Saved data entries
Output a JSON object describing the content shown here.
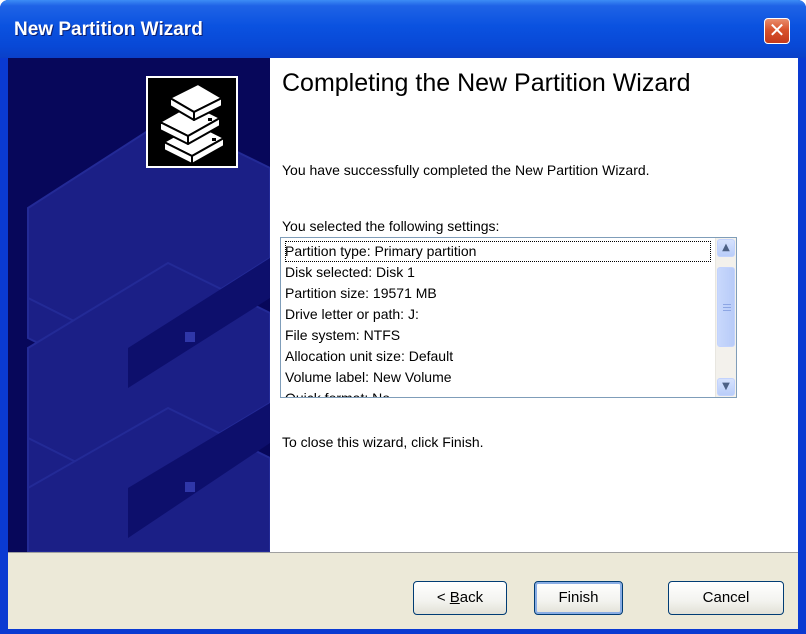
{
  "window": {
    "title": "New Partition Wizard",
    "close_glyph": "✕"
  },
  "content": {
    "heading": "Completing the New Partition Wizard",
    "success_message": "You have successfully completed the New Partition Wizard.",
    "settings_label": "You selected the following settings:",
    "settings": [
      "Partition type: Primary partition",
      "Disk selected: Disk 1",
      "Partition size: 19571 MB",
      "Drive letter or path: J:",
      "File system: NTFS",
      "Allocation unit size: Default",
      "Volume label: New Volume",
      "Quick format: No"
    ],
    "close_instruction": "To close this wizard, click Finish."
  },
  "scrollbar": {
    "up_glyph": "▲",
    "down_glyph": "▼"
  },
  "buttons": {
    "back_prefix": "< ",
    "back_underlined": "B",
    "back_rest": "ack",
    "finish": "Finish",
    "cancel": "Cancel"
  },
  "icons": {
    "logo": "stacked-disks-icon",
    "close": "close-icon"
  },
  "colors": {
    "titlebar": "#0a52e0",
    "side_panel": "#07075a",
    "footer": "#ece9d8",
    "close_button": "#d8532c"
  }
}
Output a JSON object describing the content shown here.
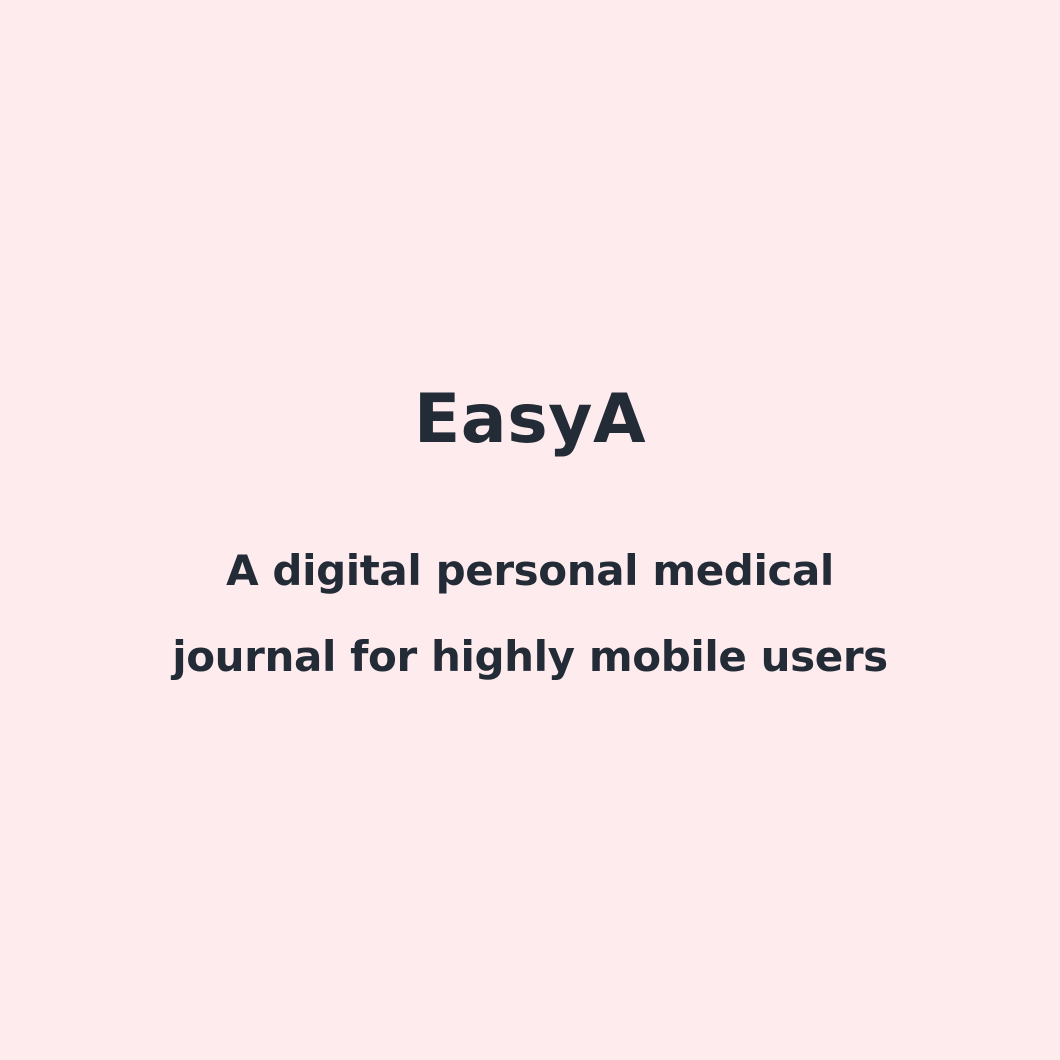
{
  "slide": {
    "title": "EasyA",
    "tagline_lines": [
      "A digital personal medical",
      "journal for highly mobile users"
    ]
  },
  "colors": {
    "background": "#fdebed",
    "text": "#232b36"
  }
}
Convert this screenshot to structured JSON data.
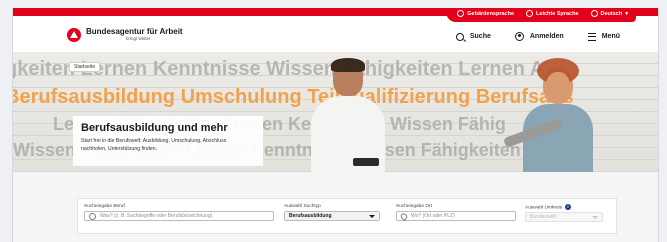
{
  "utility": {
    "links": [
      {
        "label": "Gebärdensprache",
        "icon": "sign-language-icon"
      },
      {
        "label": "Leichte Sprache",
        "icon": "easy-language-icon"
      },
      {
        "label": "Deutsch",
        "icon": "globe-icon"
      }
    ]
  },
  "header": {
    "logo_title": "Bundesagentur für Arbeit",
    "logo_tagline": "bringt weiter.",
    "nav": [
      {
        "label": "Suche",
        "icon": "search-icon"
      },
      {
        "label": "Anmelden",
        "icon": "user-icon"
      },
      {
        "label": "Menü",
        "icon": "menu-icon"
      }
    ]
  },
  "hero": {
    "breadcrumb": "Startseite",
    "background_words": {
      "row1": "gkeiten  Lernen  Kenntnisse  Wissen  Fähigkeiten  Lernen  A",
      "row2": "Berufsausbildung  Umschulung  Teilqualifizierung  Berufsabs",
      "row3": "Lernen  Fähigkeiten  Lernen  Kenntnisse  Wissen  Fähig",
      "row4": "Wissen  Fähigkeiten  Lernen  Kenntnisse  Wissen  Fähigkeiten  Lerne"
    },
    "title": "Berufsausbildung und mehr",
    "text": "Start frei in die Berufswelt: Ausbildung, Umschulung, Abschluss nachholen, Unterstützung finden."
  },
  "search": {
    "beruf": {
      "label": "Sucheingabe Beruf",
      "placeholder": "Was? (z. B. Suchbegriffe oder Berufsbezeichnung)"
    },
    "suchtyp": {
      "label": "Auswahl Suchtyp",
      "value": "Berufsausbildung"
    },
    "ort": {
      "label": "Sucheingabe Ort",
      "placeholder": "Wo? (Ort oder PLZ)"
    },
    "umkreis": {
      "label": "Auswahl Umkreis",
      "value": "Bundesweit",
      "info": "i"
    }
  },
  "colors": {
    "brand_red": "#e2001a",
    "accent_orange": "#f2a24a"
  }
}
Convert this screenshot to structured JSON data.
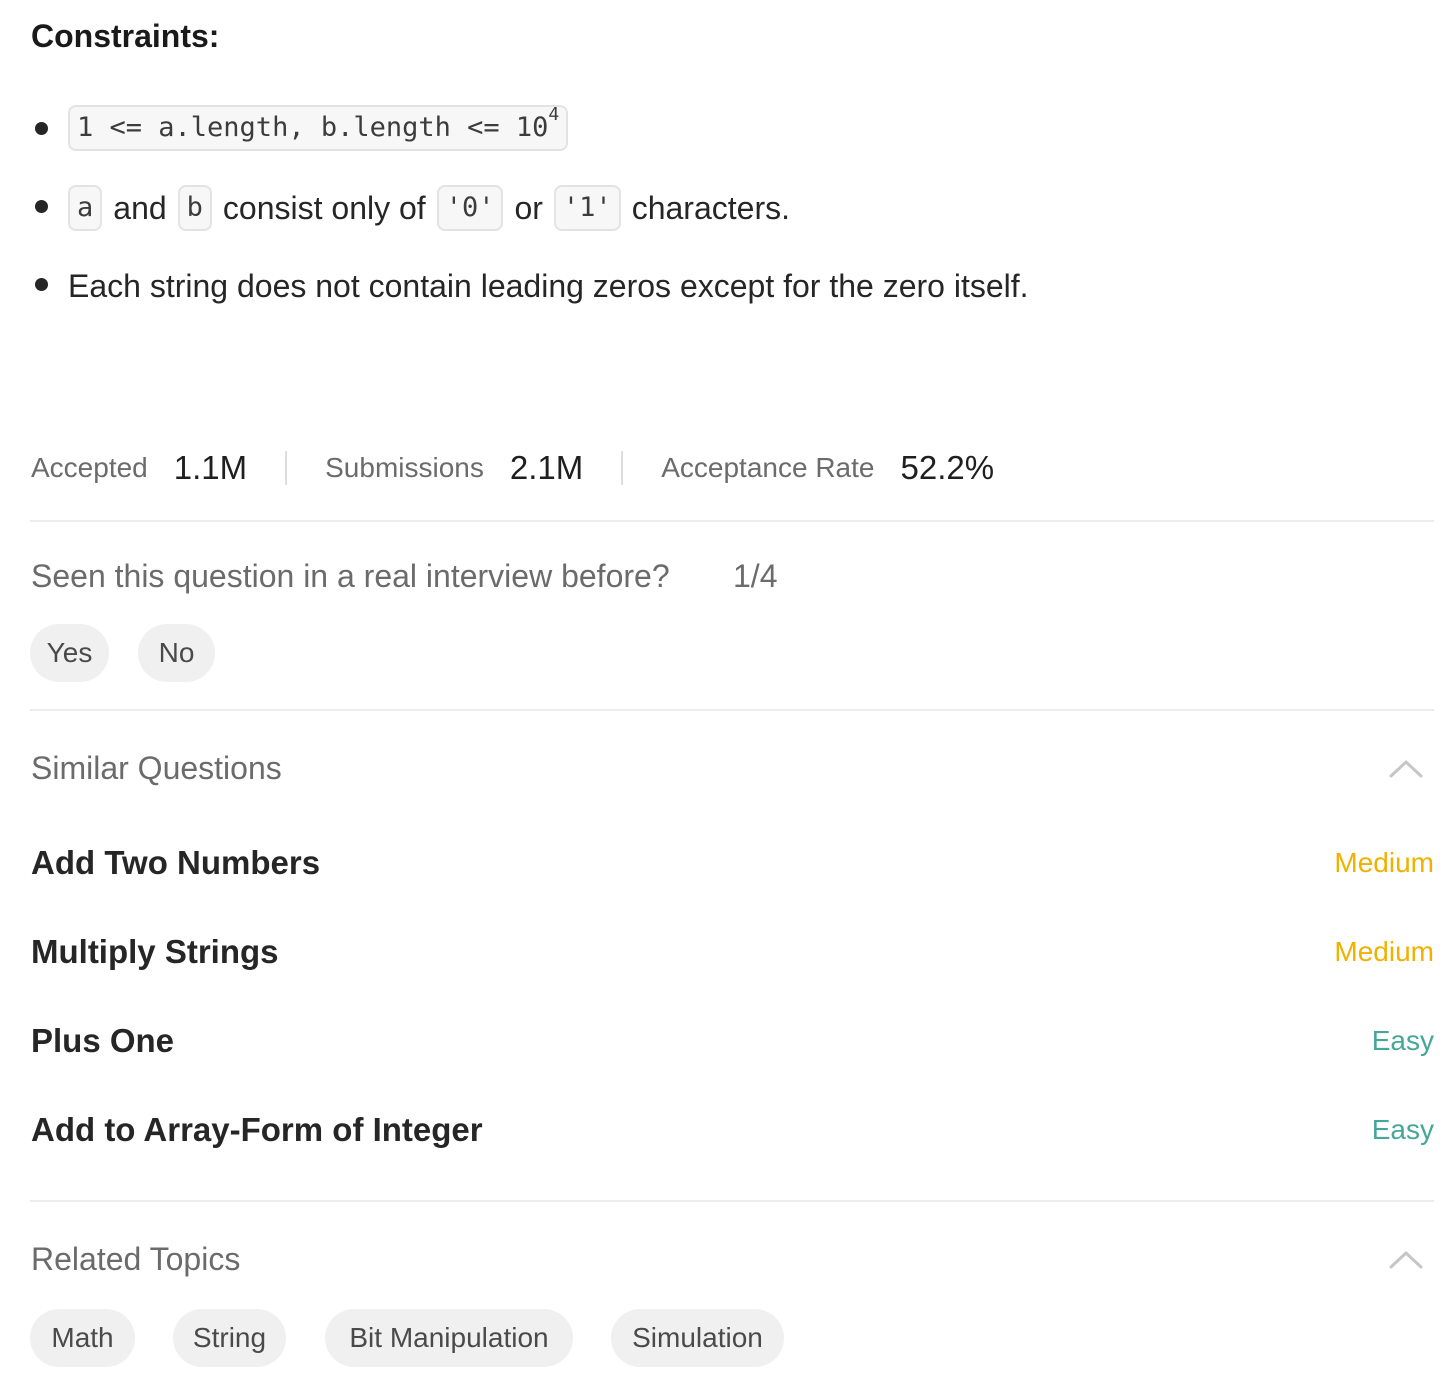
{
  "constraints": {
    "heading": "Constraints:",
    "item1": {
      "code_text": "1 <= a.length, b.length <= 10",
      "code_sup": "4"
    },
    "item2": {
      "code_a": "a",
      "text_and": "and",
      "code_b": "b",
      "text_consist": "consist only of",
      "code_zero": "'0'",
      "text_or": "or",
      "code_one": "'1'",
      "text_characters": "characters."
    },
    "item3": {
      "text": "Each string does not contain leading zeros except for the zero itself."
    }
  },
  "stats": {
    "accepted_label": "Accepted",
    "accepted_value": "1.1M",
    "submissions_label": "Submissions",
    "submissions_value": "2.1M",
    "rate_label": "Acceptance Rate",
    "rate_value": "52.2%"
  },
  "interview": {
    "question": "Seen this question in a real interview before?",
    "count": "1/4",
    "yes_label": "Yes",
    "no_label": "No"
  },
  "similar": {
    "title": "Similar Questions",
    "items": [
      {
        "title": "Add Two Numbers",
        "difficulty": "Medium"
      },
      {
        "title": "Multiply Strings",
        "difficulty": "Medium"
      },
      {
        "title": "Plus One",
        "difficulty": "Easy"
      },
      {
        "title": "Add to Array-Form of Integer",
        "difficulty": "Easy"
      }
    ]
  },
  "topics": {
    "title": "Related Topics",
    "items": [
      "Math",
      "String",
      "Bit Manipulation",
      "Simulation"
    ]
  },
  "colors": {
    "medium": "#f0b100",
    "easy": "#46a69a",
    "chevron": "#c6c6c6"
  },
  "icons": {
    "similar_toggle": "chevron-up-icon",
    "topics_toggle": "chevron-up-icon"
  }
}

### What the exercise asks
Send back the data above word for word, with the pictures left out.

### The result
Output a JSON object describing the content shown here.
{
  "window": {
    "title": "New Partition Wizard",
    "close_glyph": "✕"
  },
  "content": {
    "heading": "Completing the New Partition Wizard",
    "success_message": "You have successfully completed the New Partition Wizard.",
    "settings_label": "You selected the following settings:",
    "settings": [
      "Partition type: Primary partition",
      "Disk selected: Disk 1",
      "Partition size: 19571 MB",
      "Drive letter or path: J:",
      "File system: NTFS",
      "Allocation unit size: Default",
      "Volume label: New Volume",
      "Quick format: No"
    ],
    "close_instruction": "To close this wizard, click Finish."
  },
  "scrollbar": {
    "up_glyph": "▲",
    "down_glyph": "▼"
  },
  "buttons": {
    "back_prefix": "< ",
    "back_underlined": "B",
    "back_rest": "ack",
    "finish": "Finish",
    "cancel": "Cancel"
  },
  "icons": {
    "logo": "stacked-disks-icon",
    "close": "close-icon"
  },
  "colors": {
    "titlebar": "#0a52e0",
    "side_panel": "#07075a",
    "footer": "#ece9d8",
    "close_button": "#d8532c"
  }
}
Output a JSON object describing the content shown here.
{
  "slide": {
    "title": "EasyA",
    "tagline_lines": [
      "A digital personal medical",
      "journal for highly mobile users"
    ]
  },
  "colors": {
    "background": "#fdebed",
    "text": "#232b36"
  }
}
Convert this screenshot to structured JSON data.
{
  "utility": {
    "links": [
      {
        "label": "Gebärdensprache",
        "icon": "sign-language-icon"
      },
      {
        "label": "Leichte Sprache",
        "icon": "easy-language-icon"
      },
      {
        "label": "Deutsch",
        "icon": "globe-icon"
      }
    ]
  },
  "header": {
    "logo_title": "Bundesagentur für Arbeit",
    "logo_tagline": "bringt weiter.",
    "nav": [
      {
        "label": "Suche",
        "icon": "search-icon"
      },
      {
        "label": "Anmelden",
        "icon": "user-icon"
      },
      {
        "label": "Menü",
        "icon": "menu-icon"
      }
    ]
  },
  "hero": {
    "breadcrumb": "Startseite",
    "background_words": {
      "row1": "gkeiten  Lernen  Kenntnisse  Wissen  Fähigkeiten  Lernen  A",
      "row2": "Berufsausbildung  Umschulung  Teilqualifizierung  Berufsabs",
      "row3": "Lernen  Fähigkeiten  Lernen  Kenntnisse  Wissen  Fähig",
      "row4": "Wissen  Fähigkeiten  Lernen  Kenntnisse  Wissen  Fähigkeiten  Lerne"
    },
    "title": "Berufsausbildung und mehr",
    "text": "Start frei in die Berufswelt: Ausbildung, Umschulung, Abschluss nachholen, Unterstützung finden."
  },
  "search": {
    "beruf": {
      "label": "Sucheingabe Beruf",
      "placeholder": "Was? (z. B. Suchbegriffe oder Berufsbezeichnung)"
    },
    "suchtyp": {
      "label": "Auswahl Suchtyp",
      "value": "Berufsausbildung"
    },
    "ort": {
      "label": "Sucheingabe Ort",
      "placeholder": "Wo? (Ort oder PLZ)"
    },
    "umkreis": {
      "label": "Auswahl Umkreis",
      "value": "Bundesweit",
      "info": "i"
    }
  },
  "colors": {
    "brand_red": "#e2001a",
    "accent_orange": "#f2a24a"
  }
}
Convert this screenshot to structured JSON data.
{
  "constraints": {
    "heading": "Constraints:",
    "item1": {
      "code_text": "1 <= a.length, b.length <= 10",
      "code_sup": "4"
    },
    "item2": {
      "code_a": "a",
      "text_and": "and",
      "code_b": "b",
      "text_consist": "consist only of",
      "code_zero": "'0'",
      "text_or": "or",
      "code_one": "'1'",
      "text_characters": "characters."
    },
    "item3": {
      "text": "Each string does not contain leading zeros except for the zero itself."
    }
  },
  "stats": {
    "accepted_label": "Accepted",
    "accepted_value": "1.1M",
    "submissions_label": "Submissions",
    "submissions_value": "2.1M",
    "rate_label": "Acceptance Rate",
    "rate_value": "52.2%"
  },
  "interview": {
    "question": "Seen this question in a real interview before?",
    "count": "1/4",
    "yes_label": "Yes",
    "no_label": "No"
  },
  "similar": {
    "title": "Similar Questions",
    "items": [
      {
        "title": "Add Two Numbers",
        "difficulty": "Medium"
      },
      {
        "title": "Multiply Strings",
        "difficulty": "Medium"
      },
      {
        "title": "Plus One",
        "difficulty": "Easy"
      },
      {
        "title": "Add to Array-Form of Integer",
        "difficulty": "Easy"
      }
    ]
  },
  "topics": {
    "title": "Related Topics",
    "items": [
      "Math",
      "String",
      "Bit Manipulation",
      "Simulation"
    ]
  },
  "colors": {
    "medium": "#f0b100",
    "easy": "#46a69a",
    "chevron": "#c6c6c6"
  },
  "icons": {
    "similar_toggle": "chevron-up-icon",
    "topics_toggle": "chevron-up-icon"
  }
}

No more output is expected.